* WHAT YOU SHOULD DO
Every line below that contains "content" is to be copied.

— begin GIVEN ENTRIES —

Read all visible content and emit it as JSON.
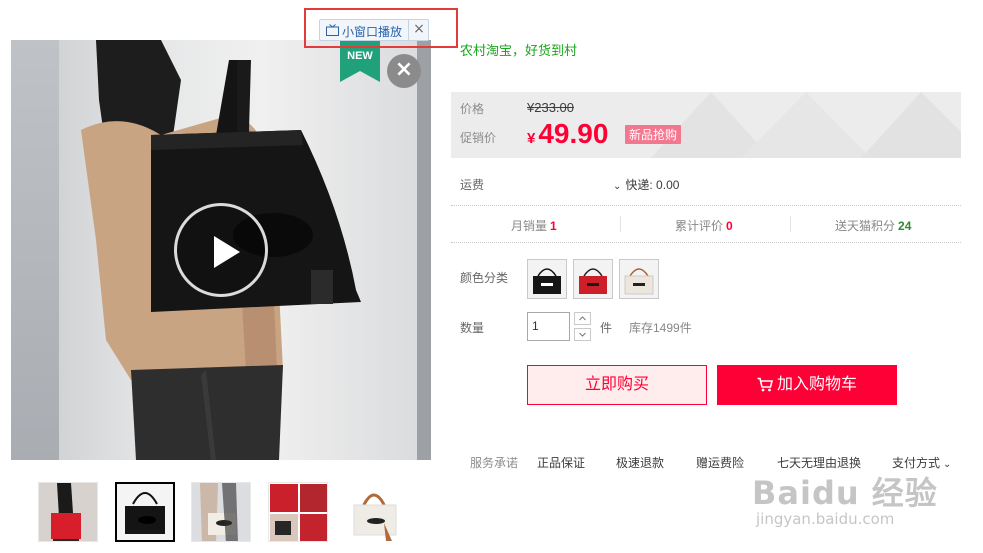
{
  "mini_player": {
    "label": "小窗口播放",
    "close": "×"
  },
  "badge_new": "NEW",
  "close_video": "×",
  "slogan": "农村淘宝，好货到村",
  "price": {
    "label": "价格",
    "original_currency": "¥",
    "original_value": "233.00",
    "promo_label": "促销价",
    "promo_currency": "¥",
    "promo_value": "49.90",
    "promo_badge": "新品抢购"
  },
  "shipping": {
    "label": "运费",
    "value": "快递: 0.00"
  },
  "stats": {
    "monthly_sales_label": "月销量",
    "monthly_sales_value": "1",
    "reviews_label": "累计评价",
    "reviews_value": "0",
    "points_label": "送天猫积分",
    "points_value": "24"
  },
  "color": {
    "label": "颜色分类"
  },
  "quantity": {
    "label": "数量",
    "value": "1",
    "unit": "件",
    "stock": "库存1499件"
  },
  "buttons": {
    "buy_now": "立即购买",
    "add_to_cart": "加入购物车"
  },
  "services": {
    "label": "服务承诺",
    "items": [
      "正品保证",
      "极速退款",
      "赠运费险",
      "七天无理由退换"
    ],
    "payment": "支付方式"
  },
  "watermark": {
    "main": "Baidu 经验",
    "url": "jingyan.baidu.com"
  },
  "colors": {
    "accent": "#ff0036",
    "green_slogan": "#17a51a",
    "badge_pink": "#f3788f",
    "highlight_red": "#e23b3b"
  }
}
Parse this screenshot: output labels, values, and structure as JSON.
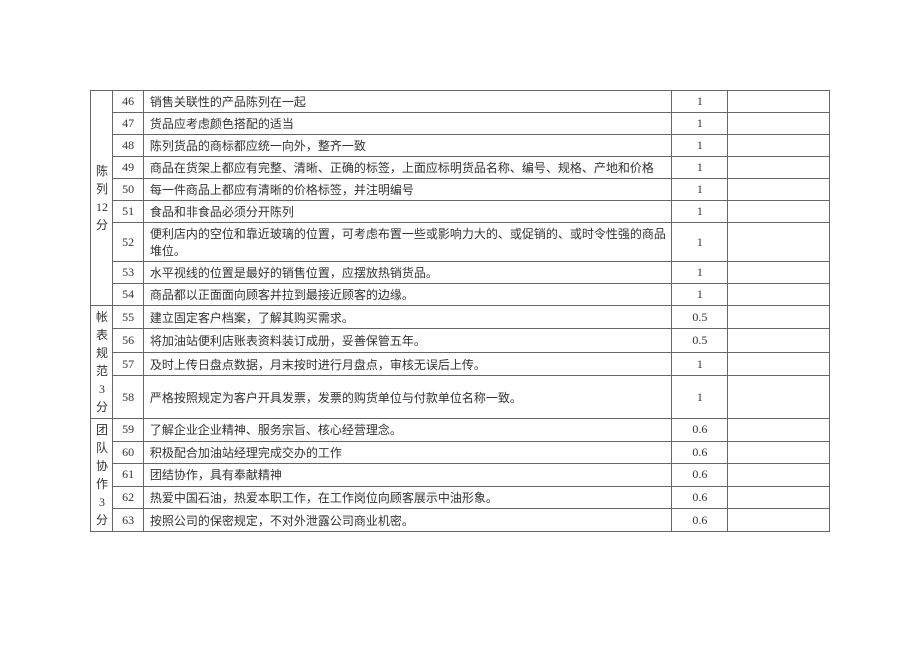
{
  "groups": [
    {
      "category": "陈列12分",
      "rows": [
        {
          "num": "46",
          "desc": "销售关联性的产品陈列在一起",
          "score": "1"
        },
        {
          "num": "47",
          "desc": "货品应考虑颜色搭配的适当",
          "score": "1"
        },
        {
          "num": "48",
          "desc": "陈列货品的商标都应统一向外，整齐一致",
          "score": "1"
        },
        {
          "num": "49",
          "desc": "商品在货架上都应有完整、清晰、正确的标签，上面应标明货品名称、编号、规格、产地和价格",
          "score": "1"
        },
        {
          "num": "50",
          "desc": "每一件商品上都应有清晰的价格标签，并注明编号",
          "score": "1"
        },
        {
          "num": "51",
          "desc": "食品和非食品必须分开陈列",
          "score": "1"
        },
        {
          "num": "52",
          "desc": "便利店内的空位和靠近玻璃的位置，可考虑布置一些或影响力大的、或促销的、或时令性强的商品堆位。",
          "score": "1"
        },
        {
          "num": "53",
          "desc": "水平视线的位置是最好的销售位置，应摆放热销货品。",
          "score": "1"
        },
        {
          "num": "54",
          "desc": "商品都以正面面向顾客并拉到最接近顾客的边缘。",
          "score": "1"
        }
      ]
    },
    {
      "category": "帐表规范3分",
      "rows": [
        {
          "num": "55",
          "desc": "建立固定客户档案，了解其购买需求。",
          "score": "0.5"
        },
        {
          "num": "56",
          "desc": "将加油站便利店账表资料装订成册，妥善保管五年。",
          "score": "0.5"
        },
        {
          "num": "57",
          "desc": "及时上传日盘点数据，月末按时进行月盘点，审核无误后上传。",
          "score": "1"
        },
        {
          "num": "58",
          "desc": "严格按照规定为客户开具发票，发票的购货单位与付款单位名称一致。",
          "score": "1",
          "tall": true
        }
      ]
    },
    {
      "category": "团队协作3分",
      "rows": [
        {
          "num": "59",
          "desc": "了解企业企业精神、服务宗旨、核心经营理念。",
          "score": "0.6"
        },
        {
          "num": "60",
          "desc": "积极配合加油站经理完成交办的工作",
          "score": "0.6"
        },
        {
          "num": "61",
          "desc": "团结协作，具有奉献精神",
          "score": "0.6"
        },
        {
          "num": "62",
          "desc": "热爱中国石油，热爱本职工作，在工作岗位向顾客展示中油形象。",
          "score": "0.6"
        },
        {
          "num": "63",
          "desc": "按照公司的保密规定，不对外泄露公司商业机密。",
          "score": "0.6"
        }
      ]
    }
  ]
}
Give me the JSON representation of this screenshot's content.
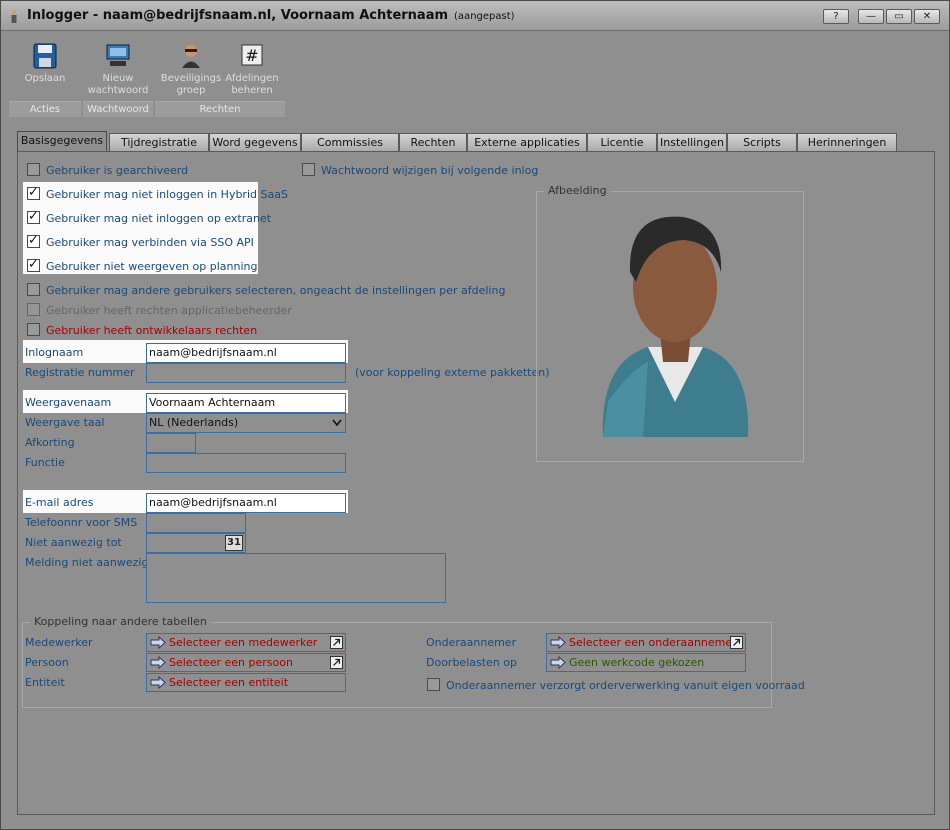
{
  "window": {
    "title": "Inlogger - naam@bedrijfsnaam.nl, Voornaam Achternaam",
    "title_suffix": "(aangepast)",
    "help_label": "?",
    "min_label": "—",
    "max_label": "▭",
    "close_label": "✕"
  },
  "ribbon": {
    "buttons": [
      {
        "label": "Opslaan",
        "icon": "floppy-disk-icon"
      },
      {
        "label": "Nieuw wachtwoord",
        "icon": "keyboard-icon"
      },
      {
        "label": "Beveiligings groep",
        "icon": "user-security-icon"
      },
      {
        "label": "Afdelingen beheren",
        "icon": "hash-icon"
      }
    ],
    "groups": [
      "Acties",
      "Wachtwoord",
      "Rechten"
    ]
  },
  "tabs": [
    "Basisgegevens",
    "Tijdregistratie",
    "Word gegevens",
    "Commissies",
    "Rechten",
    "Externe applicaties",
    "Licentie",
    "Instellingen",
    "Scripts",
    "Herinneringen"
  ],
  "checkboxes": {
    "gearchiveerd": "Gebruiker is gearchiveerd",
    "wachtwoord_wijzigen": "Wachtwoord wijzigen bij volgende inlog",
    "hybrid_saas": "Gebruiker mag niet inloggen in Hybrid SaaS",
    "extranet": "Gebruiker mag niet inloggen op extranet",
    "sso": "Gebruiker mag verbinden via SSO API",
    "planning": "Gebruiker niet weergeven op planning",
    "andere_gebruikers": "Gebruiker mag andere gebruikers selecteren, ongeacht de instellingen per afdeling",
    "applicatiebeheerder": "Gebruiker heeft rechten applicatiebeheerder",
    "ontwikkelaars": "Gebruiker heeft ontwikkelaars rechten"
  },
  "form": {
    "inlognaam_label": "Inlognaam",
    "inlognaam_value": "naam@bedrijfsnaam.nl",
    "registratie_label": "Registratie nummer",
    "registratie_hint": "(voor koppeling externe pakketten)",
    "weergavenaam_label": "Weergavenaam",
    "weergavenaam_value": "Voornaam Achternaam",
    "taal_label": "Weergave taal",
    "taal_value": "NL (Nederlands)",
    "afkorting_label": "Afkorting",
    "functie_label": "Functie",
    "email_label": "E-mail adres",
    "email_value": "naam@bedrijfsnaam.nl",
    "sms_label": "Telefoonnr voor SMS",
    "afwezig_label": "Niet aanwezig tot",
    "calendar_label": "31",
    "melding_label": "Melding niet aanwezig"
  },
  "afbeelding": {
    "title": "Afbeelding"
  },
  "koppeling": {
    "title": "Koppeling naar andere tabellen",
    "medewerker_label": "Medewerker",
    "medewerker_value": "Selecteer een medewerker",
    "persoon_label": "Persoon",
    "persoon_value": "Selecteer een persoon",
    "entiteit_label": "Entiteit",
    "entiteit_value": "Selecteer een entiteit",
    "onderaannemer_label": "Onderaannemer",
    "onderaannemer_value": "Selecteer een onderaannemer",
    "doorbelasten_label": "Doorbelasten op",
    "doorbelasten_value": "Geen werkcode gekozen",
    "voorraad_label": "Onderaannemer verzorgt orderverwerking vanuit eigen voorraad"
  }
}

— end GIVEN ENTRIES —

* THE COMPLETED TASK
Read all visible content and emit it as JSON.
Give me the JSON representation of this screenshot's content.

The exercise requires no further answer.